TO DO:
Transcribe the entries below exactly; leave every image out.

ENTRIES:

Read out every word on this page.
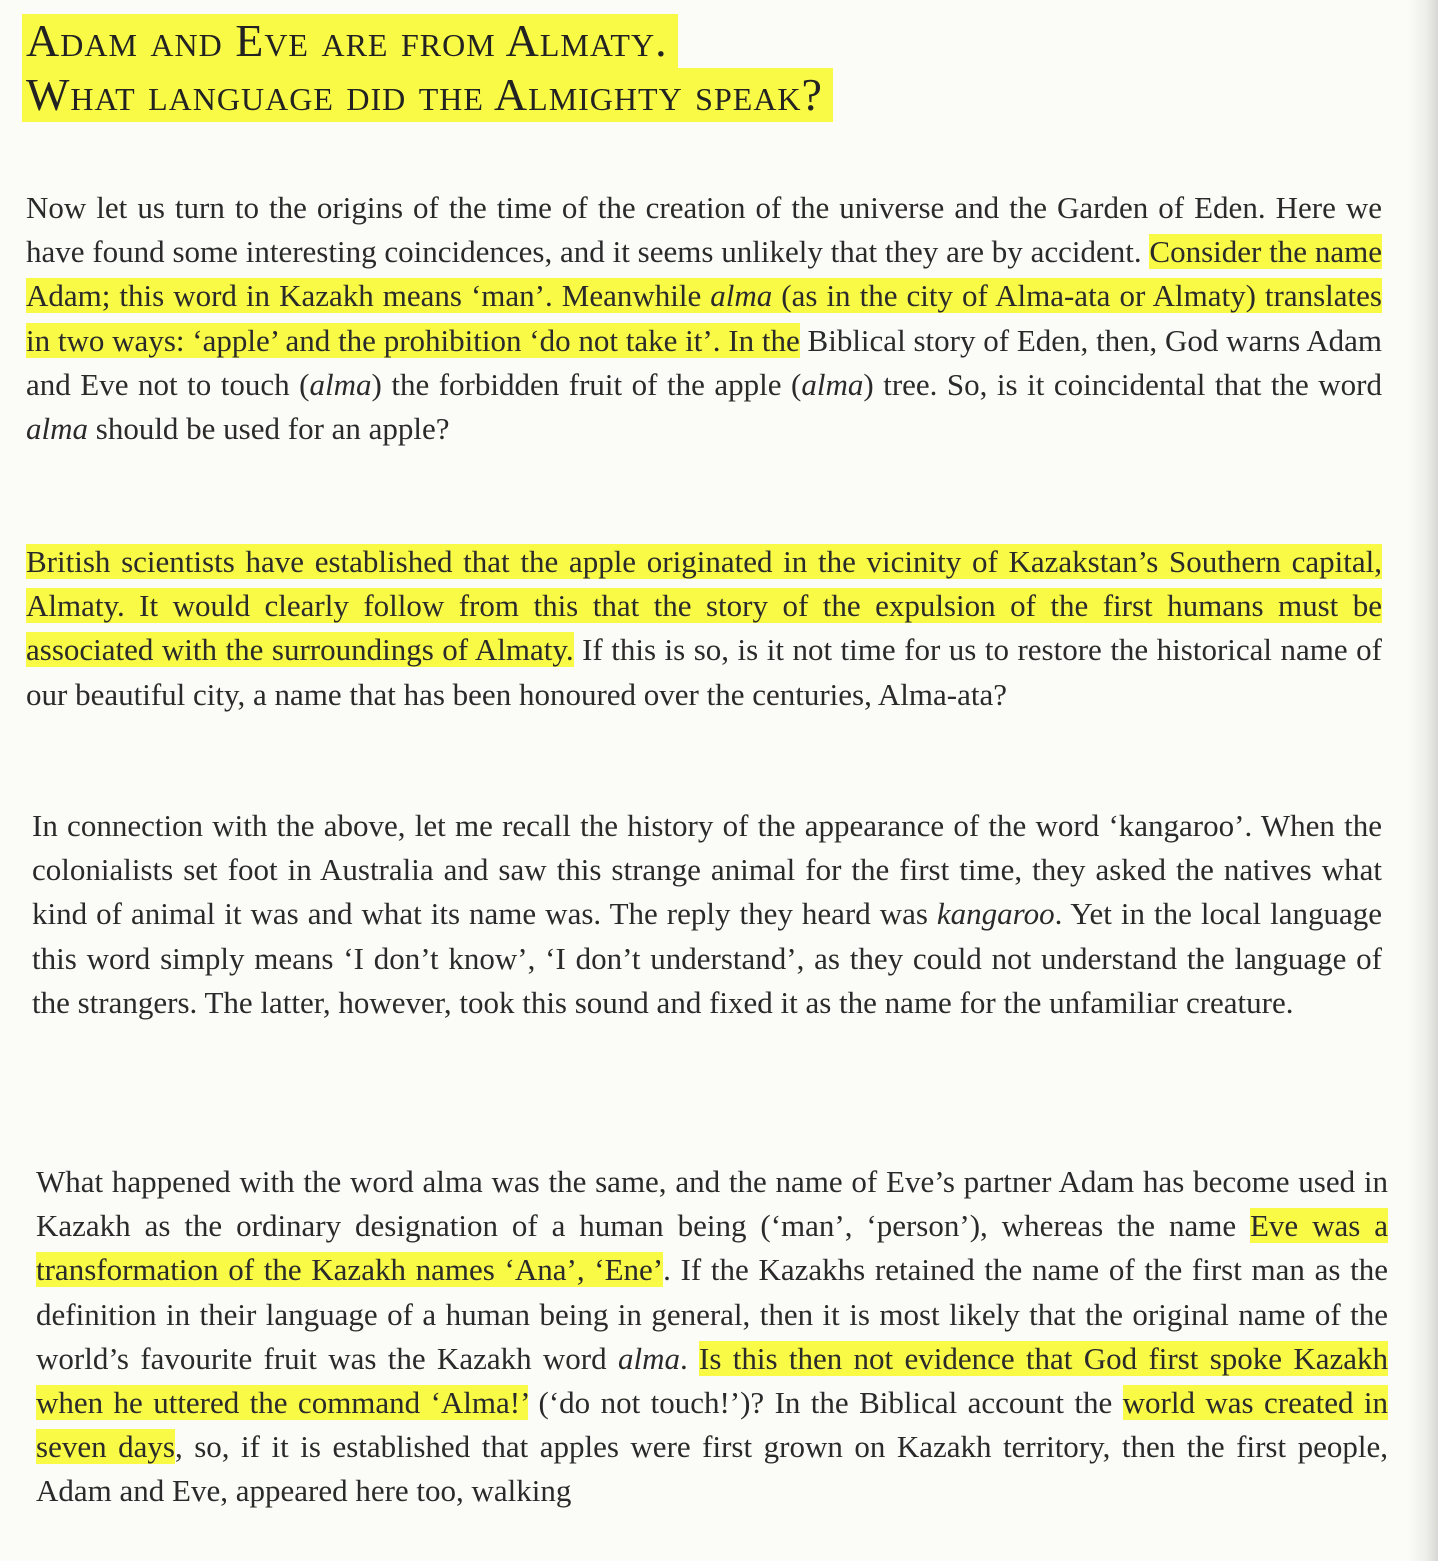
Adam and Eve are from Almaty.
What language did the Almighty speak?

Now let us turn to the origins of the time of the creation of the universe and the Garden of Eden. Here we have found some interesting coincidences, and it seems unlikely that they are by accident. Consider the name Adam; this word in Kazakh means ‘man’. Meanwhile alma (as in the city of Alma-ata or Almaty) translates in two ways: ‘apple’ and the prohibition ‘do not take it’. In the Biblical story of Eden, then, God warns Adam and Eve not to touch (alma) the forbidden fruit of the apple (alma) tree. So, is it coincidental that the word alma should be used for an apple?

British scientists have established that the apple originated in the vicinity of Kazakstan’s Southern capital, Almaty. It would clearly follow from this that the story of the expulsion of the first humans must be associated with the surroundings of Almaty. If this is so, is it not time for us to restore the historical name of our beautiful city, a name that has been honoured over the centuries, Alma-ata?

In connection with the above, let me recall the history of the appearance of the word ‘kangaroo’. When the colonialists set foot in Australia and saw this strange animal for the first time, they asked the natives what kind of animal it was and what its name was. The reply they heard was kangaroo. Yet in the local language this word simply means ‘I don’t know’, ‘I don’t understand’, as they could not understand the language of the strangers. The latter, however, took this sound and fixed it as the name for the unfamiliar creature.

What happened with the word alma was the same, and the name of Eve’s partner Adam has become used in Kazakh as the ordinary designation of a human being (‘man’, ‘person’), whereas the name Eve was a transformation of the Kazakh names ‘Ana’, ‘Ene’. If the Kazakhs retained the name of the first man as the definition in their language of a human being in general, then it is most likely that the original name of the world’s favourite fruit was the Kazakh word alma. Is this then not evidence that God first spoke Kazakh when he uttered the command ‘Alma!’ (‘do not touch!’)? In the Biblical account the world was created in seven days, so, if it is established that apples were first grown on Kazakh territory, then the first people, Adam and Eve, appeared here too, walking
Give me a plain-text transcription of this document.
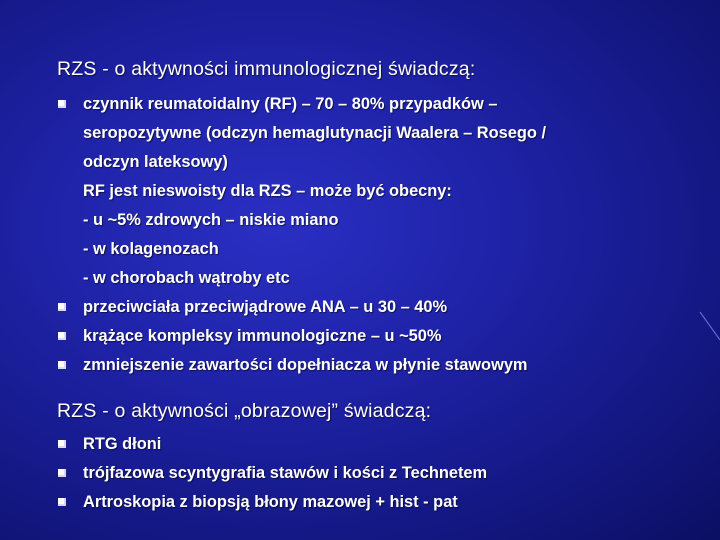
RZS - o aktywności immunologicznej świadczą:
czynnik reumatoidalny (RF) – 70 – 80% przypadków –
seropozytywne (odczyn hemaglutynacji Waalera – Rosego /
odczyn lateksowy)
RF jest nieswoisty dla RZS – może być obecny:
- u ~5% zdrowych – niskie miano
- w kolagenozach
- w chorobach wątroby etc
przeciwciała przeciwjądrowe ANA – u 30 – 40%
krążące kompleksy immunologiczne – u ~50%
zmniejszenie zawartości dopełniacza w płynie stawowym
RZS - o aktywności „obrazowej” świadczą:
RTG dłoni
trójfazowa scyntygrafia stawów i kości z Technetem
Artroskopia z biopsją błony mazowej + hist - pat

WRITTEN ANSWER:
Read out every word on this page.
Adam and Eve are from Almaty.
What language did the Almighty speak?

Now let us turn to the origins of the time of the creation of the universe and the Garden of Eden. Here we have found some interesting coincidences, and it seems unlikely that they are by accident. Consider the name Adam; this word in Kazakh means ‘man’. Meanwhile alma (as in the city of Alma-ata or Almaty) translates in two ways: ‘apple’ and the prohibition ‘do not take it’. In the Biblical story of Eden, then, God warns Adam and Eve not to touch (alma) the forbidden fruit of the apple (alma) tree. So, is it coincidental that the word alma should be used for an apple?

British scientists have established that the apple originated in the vicinity of Kazakstan’s Southern capital, Almaty. It would clearly follow from this that the story of the expulsion of the first humans must be associated with the surroundings of Almaty. If this is so, is it not time for us to restore the historical name of our beautiful city, a name that has been honoured over the centuries, Alma-ata?

In connection with the above, let me recall the history of the appearance of the word ‘kangaroo’. When the colonialists set foot in Australia and saw this strange animal for the first time, they asked the natives what kind of animal it was and what its name was. The reply they heard was kangaroo. Yet in the local language this word simply means ‘I don’t know’, ‘I don’t understand’, as they could not understand the language of the strangers. The latter, however, took this sound and fixed it as the name for the unfamiliar creature.

What happened with the word alma was the same, and the name of Eve’s partner Adam has become used in Kazakh as the ordinary designation of a human being (‘man’, ‘person’), whereas the name Eve was a transformation of the Kazakh names ‘Ana’, ‘Ene’. If the Kazakhs retained the name of the first man as the definition in their language of a human being in general, then it is most likely that the original name of the world’s favourite fruit was the Kazakh word alma. Is this then not evidence that God first spoke Kazakh when he uttered the command ‘Alma!’ (‘do not touch!’)? In the Biblical account the world was created in seven days, so, if it is established that apples were first grown on Kazakh territory, then the first people, Adam and Eve, appeared here too, walking
Give me a plain-text transcription of this document.
RZS - o aktywności immunologicznej świadczą:
czynnik reumatoidalny (RF) – 70 – 80% przypadków –
seropozytywne (odczyn hemaglutynacji Waalera – Rosego /
odczyn lateksowy)
RF jest nieswoisty dla RZS – może być obecny:
- u ~5% zdrowych – niskie miano
- w kolagenozach
- w chorobach wątroby etc
przeciwciała przeciwjądrowe ANA – u 30 – 40%
krążące kompleksy immunologiczne – u ~50%
zmniejszenie zawartości dopełniacza w płynie stawowym
RZS - o aktywności „obrazowej” świadczą:
RTG dłoni
trójfazowa scyntygrafia stawów i kości z Technetem
Artroskopia z biopsją błony mazowej + hist - pat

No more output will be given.